◆ WHAT YOU SHOULD DO:
Restate the whole listing exactly.

◆ EXTRACTED MATERIAL:
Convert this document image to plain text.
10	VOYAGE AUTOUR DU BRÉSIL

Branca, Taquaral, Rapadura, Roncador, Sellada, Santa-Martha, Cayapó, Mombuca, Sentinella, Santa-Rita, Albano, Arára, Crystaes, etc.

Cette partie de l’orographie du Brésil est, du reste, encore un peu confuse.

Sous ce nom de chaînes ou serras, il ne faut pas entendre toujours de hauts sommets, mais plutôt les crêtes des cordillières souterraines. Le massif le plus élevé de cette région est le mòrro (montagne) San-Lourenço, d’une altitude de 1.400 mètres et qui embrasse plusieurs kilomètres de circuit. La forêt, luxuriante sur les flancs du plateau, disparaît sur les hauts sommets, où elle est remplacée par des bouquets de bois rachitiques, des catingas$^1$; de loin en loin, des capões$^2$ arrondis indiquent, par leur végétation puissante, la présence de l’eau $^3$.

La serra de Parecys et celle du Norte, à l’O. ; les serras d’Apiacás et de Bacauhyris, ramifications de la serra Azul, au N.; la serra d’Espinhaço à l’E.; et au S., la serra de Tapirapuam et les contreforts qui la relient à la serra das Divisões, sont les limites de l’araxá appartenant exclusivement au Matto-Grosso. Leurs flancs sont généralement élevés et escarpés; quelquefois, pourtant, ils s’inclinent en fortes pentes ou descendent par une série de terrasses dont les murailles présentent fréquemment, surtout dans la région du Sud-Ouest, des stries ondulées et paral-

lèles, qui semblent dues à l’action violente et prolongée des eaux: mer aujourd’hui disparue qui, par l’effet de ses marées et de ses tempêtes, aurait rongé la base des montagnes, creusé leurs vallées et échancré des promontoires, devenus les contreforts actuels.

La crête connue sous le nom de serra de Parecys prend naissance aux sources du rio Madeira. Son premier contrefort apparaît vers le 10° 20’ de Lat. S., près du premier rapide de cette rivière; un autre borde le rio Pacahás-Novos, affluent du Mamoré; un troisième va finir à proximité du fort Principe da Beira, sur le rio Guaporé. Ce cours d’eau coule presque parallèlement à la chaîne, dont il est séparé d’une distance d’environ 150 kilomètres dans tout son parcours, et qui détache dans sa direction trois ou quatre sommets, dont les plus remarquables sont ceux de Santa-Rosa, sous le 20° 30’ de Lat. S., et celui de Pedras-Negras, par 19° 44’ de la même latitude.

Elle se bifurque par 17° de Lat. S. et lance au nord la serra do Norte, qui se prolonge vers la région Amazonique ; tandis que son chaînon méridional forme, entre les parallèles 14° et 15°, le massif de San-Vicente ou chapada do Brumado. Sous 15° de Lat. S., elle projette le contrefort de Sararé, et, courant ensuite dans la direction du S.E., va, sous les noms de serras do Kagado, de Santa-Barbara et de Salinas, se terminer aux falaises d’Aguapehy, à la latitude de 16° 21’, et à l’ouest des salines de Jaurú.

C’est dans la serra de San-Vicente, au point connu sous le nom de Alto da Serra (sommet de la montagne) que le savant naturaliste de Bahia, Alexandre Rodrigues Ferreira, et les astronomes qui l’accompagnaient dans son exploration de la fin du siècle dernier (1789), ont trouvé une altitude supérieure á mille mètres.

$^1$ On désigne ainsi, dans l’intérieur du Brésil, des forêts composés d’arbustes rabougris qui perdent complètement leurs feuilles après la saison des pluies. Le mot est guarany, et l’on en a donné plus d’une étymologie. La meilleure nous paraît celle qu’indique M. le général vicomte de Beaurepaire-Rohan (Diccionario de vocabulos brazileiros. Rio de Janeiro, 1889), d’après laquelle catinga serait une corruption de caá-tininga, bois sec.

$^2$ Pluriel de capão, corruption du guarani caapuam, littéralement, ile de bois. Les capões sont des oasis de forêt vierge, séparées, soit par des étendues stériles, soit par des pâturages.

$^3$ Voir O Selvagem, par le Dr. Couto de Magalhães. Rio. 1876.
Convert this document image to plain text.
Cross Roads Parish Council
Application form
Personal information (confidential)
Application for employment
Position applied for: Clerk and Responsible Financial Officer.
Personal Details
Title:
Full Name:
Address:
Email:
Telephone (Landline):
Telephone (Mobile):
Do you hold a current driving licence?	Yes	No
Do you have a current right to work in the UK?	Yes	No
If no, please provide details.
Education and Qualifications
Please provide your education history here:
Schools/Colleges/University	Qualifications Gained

◆ RESPONSE TO THIS TASK:
Convert this document image to plain text.
10	VOYAGE AUTOUR DU BRÉSIL

Branca, Taquaral, Rapadura, Roncador, Sellada, Santa-Martha, Cayapó, Mombuca, Sentinella, Santa-Rita, Albano, Arára, Crystaes, etc.

Cette partie de l’orographie du Brésil est, du reste, encore un peu confuse.

Sous ce nom de chaînes ou serras, il ne faut pas entendre toujours de hauts sommets, mais plutôt les crêtes des cordillières souterraines. Le massif le plus élevé de cette région est le mòrro (montagne) San-Lourenço, d’une altitude de 1.400 mètres et qui embrasse plusieurs kilomètres de circuit. La forêt, luxuriante sur les flancs du plateau, disparaît sur les hauts sommets, où elle est remplacée par des bouquets de bois rachitiques, des catingas$^1$; de loin en loin, des capões$^2$ arrondis indiquent, par leur végétation puissante, la présence de l’eau $^3$.

La serra de Parecys et celle du Norte, à l’O. ; les serras d’Apiacás et de Bacauhyris, ramifications de la serra Azul, au N.; la serra d’Espinhaço à l’E.; et au S., la serra de Tapirapuam et les contreforts qui la relient à la serra das Divisões, sont les limites de l’araxá appartenant exclusivement au Matto-Grosso. Leurs flancs sont généralement élevés et escarpés; quelquefois, pourtant, ils s’inclinent en fortes pentes ou descendent par une série de terrasses dont les murailles présentent fréquemment, surtout dans la région du Sud-Ouest, des stries ondulées et paral-

lèles, qui semblent dues à l’action violente et prolongée des eaux: mer aujourd’hui disparue qui, par l’effet de ses marées et de ses tempêtes, aurait rongé la base des montagnes, creusé leurs vallées et échancré des promontoires, devenus les contreforts actuels.

La crête connue sous le nom de serra de Parecys prend naissance aux sources du rio Madeira. Son premier contrefort apparaît vers le 10° 20’ de Lat. S., près du premier rapide de cette rivière; un autre borde le rio Pacahás-Novos, affluent du Mamoré; un troisième va finir à proximité du fort Principe da Beira, sur le rio Guaporé. Ce cours d’eau coule presque parallèlement à la chaîne, dont il est séparé d’une distance d’environ 150 kilomètres dans tout son parcours, et qui détache dans sa direction trois ou quatre sommets, dont les plus remarquables sont ceux de Santa-Rosa, sous le 20° 30’ de Lat. S., et celui de Pedras-Negras, par 19° 44’ de la même latitude.

Elle se bifurque par 17° de Lat. S. et lance au nord la serra do Norte, qui se prolonge vers la région Amazonique ; tandis que son chaînon méridional forme, entre les parallèles 14° et 15°, le massif de San-Vicente ou chapada do Brumado. Sous 15° de Lat. S., elle projette le contrefort de Sararé, et, courant ensuite dans la direction du S.E., va, sous les noms de serras do Kagado, de Santa-Barbara et de Salinas, se terminer aux falaises d’Aguapehy, à la latitude de 16° 21’, et à l’ouest des salines de Jaurú.

C’est dans la serra de San-Vicente, au point connu sous le nom de Alto da Serra (sommet de la montagne) que le savant naturaliste de Bahia, Alexandre Rodrigues Ferreira, et les astronomes qui l’accompagnaient dans son exploration de la fin du siècle dernier (1789), ont trouvé une altitude supérieure á mille mètres.

$^1$ On désigne ainsi, dans l’intérieur du Brésil, des forêts composés d’arbustes rabougris qui perdent complètement leurs feuilles après la saison des pluies. Le mot est guarany, et l’on en a donné plus d’une étymologie. La meilleure nous paraît celle qu’indique M. le général vicomte de Beaurepaire-Rohan (Diccionario de vocabulos brazileiros. Rio de Janeiro, 1889), d’après laquelle catinga serait une corruption de caá-tininga, bois sec.

$^2$ Pluriel de capão, corruption du guarani caapuam, littéralement, ile de bois. Les capões sont des oasis de forêt vierge, séparées, soit par des étendues stériles, soit par des pâturages.

$^3$ Voir O Selvagem, par le Dr. Couto de Magalhães. Rio. 1876.
Convert this document image to plain text.
Cross Roads Parish Council
Application form
Personal information (confidential)
Application for employment
Position applied for: Clerk and Responsible Financial Officer.
Personal Details
Title:
Full Name:
Address:
Email:
Telephone (Landline):
Telephone (Mobile):
Do you hold a current driving licence?	Yes	No
Do you have a current right to work in the UK?	Yes	No
If no, please provide details.
Education and Qualifications
Please provide your education history here:
Schools/Colleges/University	Qualifications Gained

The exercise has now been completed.